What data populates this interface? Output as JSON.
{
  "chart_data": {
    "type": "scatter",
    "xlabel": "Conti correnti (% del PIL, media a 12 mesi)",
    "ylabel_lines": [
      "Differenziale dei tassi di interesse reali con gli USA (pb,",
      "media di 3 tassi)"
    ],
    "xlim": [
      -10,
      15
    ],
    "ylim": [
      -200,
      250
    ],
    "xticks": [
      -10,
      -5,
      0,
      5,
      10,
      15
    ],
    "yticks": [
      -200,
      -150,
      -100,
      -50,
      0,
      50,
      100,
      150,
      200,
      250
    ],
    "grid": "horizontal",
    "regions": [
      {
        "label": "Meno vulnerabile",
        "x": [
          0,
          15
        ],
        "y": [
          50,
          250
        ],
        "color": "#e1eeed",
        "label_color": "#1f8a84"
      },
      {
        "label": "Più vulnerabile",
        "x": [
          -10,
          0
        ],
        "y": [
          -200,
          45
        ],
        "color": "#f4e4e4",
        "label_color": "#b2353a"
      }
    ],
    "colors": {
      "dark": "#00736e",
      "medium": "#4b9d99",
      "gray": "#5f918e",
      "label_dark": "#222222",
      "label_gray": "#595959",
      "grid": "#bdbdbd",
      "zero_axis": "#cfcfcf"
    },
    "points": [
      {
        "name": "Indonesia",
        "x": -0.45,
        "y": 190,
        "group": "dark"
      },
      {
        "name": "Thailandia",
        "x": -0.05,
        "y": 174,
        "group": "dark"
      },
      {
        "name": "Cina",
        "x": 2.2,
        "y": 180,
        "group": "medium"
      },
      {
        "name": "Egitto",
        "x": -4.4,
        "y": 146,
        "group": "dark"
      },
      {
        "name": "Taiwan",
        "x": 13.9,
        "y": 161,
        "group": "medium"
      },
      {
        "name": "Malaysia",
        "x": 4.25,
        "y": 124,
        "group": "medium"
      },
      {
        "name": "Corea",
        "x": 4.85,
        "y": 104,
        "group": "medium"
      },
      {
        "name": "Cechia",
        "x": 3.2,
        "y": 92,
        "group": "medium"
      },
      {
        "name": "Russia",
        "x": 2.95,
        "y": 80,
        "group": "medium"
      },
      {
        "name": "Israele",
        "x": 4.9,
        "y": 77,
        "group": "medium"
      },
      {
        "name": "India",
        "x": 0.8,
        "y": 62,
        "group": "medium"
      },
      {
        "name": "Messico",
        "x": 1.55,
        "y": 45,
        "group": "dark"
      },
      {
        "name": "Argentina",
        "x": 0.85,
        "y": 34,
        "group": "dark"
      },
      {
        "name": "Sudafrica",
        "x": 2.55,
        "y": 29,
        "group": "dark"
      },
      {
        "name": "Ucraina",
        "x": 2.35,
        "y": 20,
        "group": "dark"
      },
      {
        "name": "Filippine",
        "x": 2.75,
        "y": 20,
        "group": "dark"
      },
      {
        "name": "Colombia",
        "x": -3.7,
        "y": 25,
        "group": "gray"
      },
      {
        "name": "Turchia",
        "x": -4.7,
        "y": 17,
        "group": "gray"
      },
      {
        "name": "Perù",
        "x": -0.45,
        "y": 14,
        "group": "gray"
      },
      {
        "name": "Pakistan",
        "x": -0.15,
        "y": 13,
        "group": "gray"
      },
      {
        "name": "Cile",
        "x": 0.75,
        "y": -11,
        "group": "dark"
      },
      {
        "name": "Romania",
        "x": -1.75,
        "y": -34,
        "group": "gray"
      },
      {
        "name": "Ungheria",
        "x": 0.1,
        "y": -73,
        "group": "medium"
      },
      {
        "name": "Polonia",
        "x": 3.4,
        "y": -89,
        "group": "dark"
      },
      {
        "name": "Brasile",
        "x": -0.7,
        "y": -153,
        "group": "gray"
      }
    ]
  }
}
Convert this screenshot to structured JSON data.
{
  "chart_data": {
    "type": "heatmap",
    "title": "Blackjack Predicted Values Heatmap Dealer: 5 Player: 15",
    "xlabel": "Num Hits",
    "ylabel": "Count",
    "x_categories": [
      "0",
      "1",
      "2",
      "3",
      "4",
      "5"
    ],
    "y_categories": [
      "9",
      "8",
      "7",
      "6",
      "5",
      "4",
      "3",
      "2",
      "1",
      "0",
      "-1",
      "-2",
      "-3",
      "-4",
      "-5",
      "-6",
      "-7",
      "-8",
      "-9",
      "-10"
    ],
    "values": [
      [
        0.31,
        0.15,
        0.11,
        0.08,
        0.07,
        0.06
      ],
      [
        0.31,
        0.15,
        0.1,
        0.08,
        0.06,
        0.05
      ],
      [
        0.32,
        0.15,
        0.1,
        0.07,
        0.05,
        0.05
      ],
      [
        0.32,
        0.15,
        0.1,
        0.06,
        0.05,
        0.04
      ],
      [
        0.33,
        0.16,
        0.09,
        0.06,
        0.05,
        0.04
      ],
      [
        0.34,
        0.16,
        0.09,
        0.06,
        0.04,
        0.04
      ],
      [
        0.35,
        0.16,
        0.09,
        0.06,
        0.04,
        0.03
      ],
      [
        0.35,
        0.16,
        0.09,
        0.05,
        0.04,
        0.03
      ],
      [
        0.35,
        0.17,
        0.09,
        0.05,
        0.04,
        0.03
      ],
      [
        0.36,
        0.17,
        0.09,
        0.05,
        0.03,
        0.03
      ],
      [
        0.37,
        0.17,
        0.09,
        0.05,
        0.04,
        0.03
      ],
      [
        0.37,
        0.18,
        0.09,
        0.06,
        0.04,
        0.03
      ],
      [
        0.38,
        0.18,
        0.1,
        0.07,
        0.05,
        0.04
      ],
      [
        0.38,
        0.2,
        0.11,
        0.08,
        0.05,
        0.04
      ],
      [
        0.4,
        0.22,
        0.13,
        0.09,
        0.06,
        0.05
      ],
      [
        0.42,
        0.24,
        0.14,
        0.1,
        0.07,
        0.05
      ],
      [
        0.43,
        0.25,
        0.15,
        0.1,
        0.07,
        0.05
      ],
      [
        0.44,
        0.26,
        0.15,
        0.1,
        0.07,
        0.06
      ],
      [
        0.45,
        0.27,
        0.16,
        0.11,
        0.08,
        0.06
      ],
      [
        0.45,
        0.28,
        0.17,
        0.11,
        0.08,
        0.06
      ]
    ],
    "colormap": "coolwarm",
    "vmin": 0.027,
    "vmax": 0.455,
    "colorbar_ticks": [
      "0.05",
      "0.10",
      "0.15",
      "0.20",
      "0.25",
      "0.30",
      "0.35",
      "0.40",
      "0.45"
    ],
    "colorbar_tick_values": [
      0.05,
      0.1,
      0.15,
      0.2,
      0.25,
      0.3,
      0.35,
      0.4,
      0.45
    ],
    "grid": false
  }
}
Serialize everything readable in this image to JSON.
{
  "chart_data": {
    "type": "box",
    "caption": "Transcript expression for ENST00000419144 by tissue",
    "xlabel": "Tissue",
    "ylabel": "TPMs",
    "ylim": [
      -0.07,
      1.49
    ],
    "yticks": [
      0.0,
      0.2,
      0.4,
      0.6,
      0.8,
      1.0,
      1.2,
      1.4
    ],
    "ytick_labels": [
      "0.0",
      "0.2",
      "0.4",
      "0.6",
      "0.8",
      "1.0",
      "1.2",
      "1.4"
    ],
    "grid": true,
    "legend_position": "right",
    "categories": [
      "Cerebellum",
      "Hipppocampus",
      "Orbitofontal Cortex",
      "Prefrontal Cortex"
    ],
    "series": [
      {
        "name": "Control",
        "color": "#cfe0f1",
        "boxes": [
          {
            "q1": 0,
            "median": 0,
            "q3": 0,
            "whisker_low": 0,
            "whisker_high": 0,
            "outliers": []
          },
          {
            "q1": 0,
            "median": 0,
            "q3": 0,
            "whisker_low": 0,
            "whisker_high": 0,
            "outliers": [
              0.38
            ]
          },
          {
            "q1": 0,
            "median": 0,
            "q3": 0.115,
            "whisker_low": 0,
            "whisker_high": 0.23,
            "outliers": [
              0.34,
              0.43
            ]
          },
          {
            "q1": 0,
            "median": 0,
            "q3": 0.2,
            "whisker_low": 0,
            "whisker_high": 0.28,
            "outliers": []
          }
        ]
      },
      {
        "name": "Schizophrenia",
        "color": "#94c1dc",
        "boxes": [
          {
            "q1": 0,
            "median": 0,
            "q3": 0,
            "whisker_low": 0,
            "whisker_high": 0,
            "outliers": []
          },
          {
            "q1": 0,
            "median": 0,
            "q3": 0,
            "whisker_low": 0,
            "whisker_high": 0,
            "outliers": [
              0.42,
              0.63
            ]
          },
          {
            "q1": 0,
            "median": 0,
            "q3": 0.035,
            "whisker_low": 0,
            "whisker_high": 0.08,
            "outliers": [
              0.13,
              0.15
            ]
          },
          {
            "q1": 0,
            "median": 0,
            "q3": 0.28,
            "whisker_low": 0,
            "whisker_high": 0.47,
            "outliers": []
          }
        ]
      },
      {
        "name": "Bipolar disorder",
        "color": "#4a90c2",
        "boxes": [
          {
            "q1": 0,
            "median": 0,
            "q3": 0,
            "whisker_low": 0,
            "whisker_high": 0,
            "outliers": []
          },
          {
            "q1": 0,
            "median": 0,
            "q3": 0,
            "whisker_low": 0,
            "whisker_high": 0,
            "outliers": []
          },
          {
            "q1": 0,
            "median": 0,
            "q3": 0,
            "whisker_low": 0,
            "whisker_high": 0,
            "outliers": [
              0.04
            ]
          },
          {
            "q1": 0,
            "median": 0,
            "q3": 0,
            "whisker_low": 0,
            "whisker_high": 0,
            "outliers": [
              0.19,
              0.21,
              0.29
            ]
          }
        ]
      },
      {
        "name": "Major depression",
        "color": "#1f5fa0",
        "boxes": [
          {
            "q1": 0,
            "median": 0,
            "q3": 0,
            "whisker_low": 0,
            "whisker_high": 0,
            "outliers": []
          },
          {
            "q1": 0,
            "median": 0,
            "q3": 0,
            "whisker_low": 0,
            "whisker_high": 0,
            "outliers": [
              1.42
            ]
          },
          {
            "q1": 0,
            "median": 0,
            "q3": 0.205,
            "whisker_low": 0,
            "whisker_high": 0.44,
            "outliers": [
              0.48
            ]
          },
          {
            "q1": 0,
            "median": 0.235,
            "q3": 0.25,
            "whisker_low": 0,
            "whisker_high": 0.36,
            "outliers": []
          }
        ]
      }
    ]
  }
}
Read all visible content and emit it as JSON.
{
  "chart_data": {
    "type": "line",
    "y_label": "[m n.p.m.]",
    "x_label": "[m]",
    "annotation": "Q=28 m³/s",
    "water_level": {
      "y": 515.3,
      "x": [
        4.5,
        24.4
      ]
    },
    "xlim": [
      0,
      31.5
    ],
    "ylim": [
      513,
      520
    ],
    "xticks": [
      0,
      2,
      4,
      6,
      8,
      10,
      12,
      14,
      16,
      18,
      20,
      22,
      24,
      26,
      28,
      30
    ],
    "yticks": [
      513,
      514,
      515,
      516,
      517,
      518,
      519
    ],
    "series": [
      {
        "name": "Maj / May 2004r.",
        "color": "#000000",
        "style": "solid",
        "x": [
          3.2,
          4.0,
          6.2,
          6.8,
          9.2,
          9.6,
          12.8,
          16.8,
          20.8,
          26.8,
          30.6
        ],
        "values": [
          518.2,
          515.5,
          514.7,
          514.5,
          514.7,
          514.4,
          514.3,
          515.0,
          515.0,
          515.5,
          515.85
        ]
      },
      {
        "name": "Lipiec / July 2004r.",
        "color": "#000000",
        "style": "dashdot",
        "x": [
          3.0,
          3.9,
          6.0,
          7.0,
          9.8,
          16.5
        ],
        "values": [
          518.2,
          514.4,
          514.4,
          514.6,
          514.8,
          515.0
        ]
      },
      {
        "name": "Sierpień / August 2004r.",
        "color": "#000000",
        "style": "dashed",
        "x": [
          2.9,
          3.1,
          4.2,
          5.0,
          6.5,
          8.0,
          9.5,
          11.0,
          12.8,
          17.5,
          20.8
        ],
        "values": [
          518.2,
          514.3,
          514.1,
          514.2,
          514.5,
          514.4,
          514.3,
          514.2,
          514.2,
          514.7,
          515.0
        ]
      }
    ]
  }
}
#####
Find and copy every line in the entries above where the string "Cortex" occurs.

      "Orbitofontal Cortex",
      "Prefrontal Cortex"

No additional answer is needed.